Task: Report how many lines hold the word "icon"; answer with the number alone.
* start *
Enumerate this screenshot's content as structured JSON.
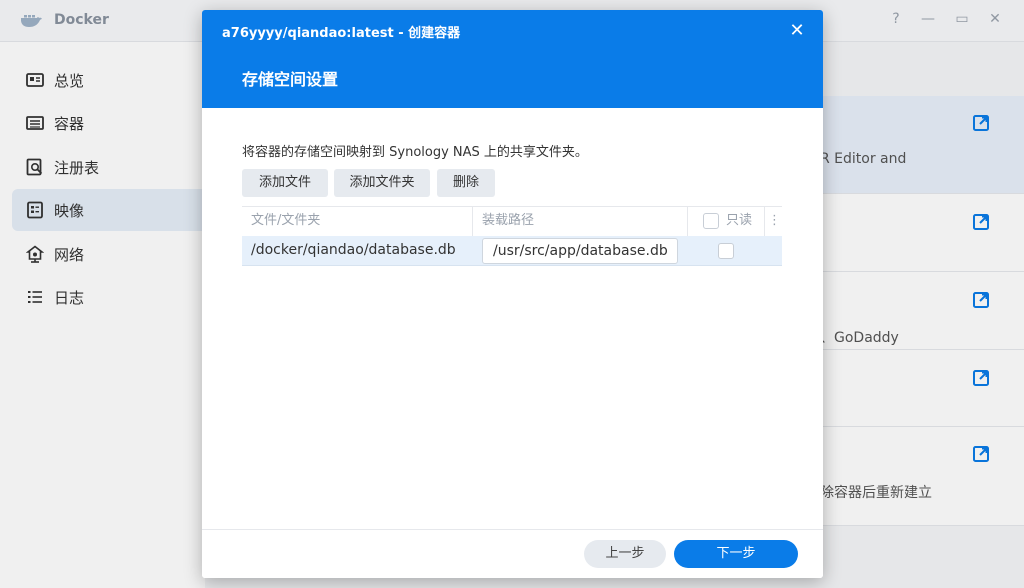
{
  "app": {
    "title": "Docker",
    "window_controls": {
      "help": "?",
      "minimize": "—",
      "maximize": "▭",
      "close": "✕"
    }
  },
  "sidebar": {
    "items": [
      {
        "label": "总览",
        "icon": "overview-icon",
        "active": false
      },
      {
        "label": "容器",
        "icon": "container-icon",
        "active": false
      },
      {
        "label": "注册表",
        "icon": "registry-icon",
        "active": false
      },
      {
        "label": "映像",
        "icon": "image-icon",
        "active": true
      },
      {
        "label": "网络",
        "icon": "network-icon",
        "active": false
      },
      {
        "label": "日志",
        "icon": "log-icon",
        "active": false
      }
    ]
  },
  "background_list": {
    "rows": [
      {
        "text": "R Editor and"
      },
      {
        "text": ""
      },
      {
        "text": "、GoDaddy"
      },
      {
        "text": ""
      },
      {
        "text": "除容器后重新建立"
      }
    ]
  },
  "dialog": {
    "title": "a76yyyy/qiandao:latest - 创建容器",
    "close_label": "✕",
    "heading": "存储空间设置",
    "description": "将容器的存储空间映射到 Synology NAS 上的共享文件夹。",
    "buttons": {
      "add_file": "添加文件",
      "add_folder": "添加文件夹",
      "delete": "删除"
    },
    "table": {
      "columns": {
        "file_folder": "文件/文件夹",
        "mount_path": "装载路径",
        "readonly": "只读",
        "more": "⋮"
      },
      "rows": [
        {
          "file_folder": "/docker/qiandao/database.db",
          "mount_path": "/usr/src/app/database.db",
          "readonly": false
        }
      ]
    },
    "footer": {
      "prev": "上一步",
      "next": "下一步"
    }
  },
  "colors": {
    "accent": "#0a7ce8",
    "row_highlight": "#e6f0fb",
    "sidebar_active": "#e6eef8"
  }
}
* end *
Correct output: 6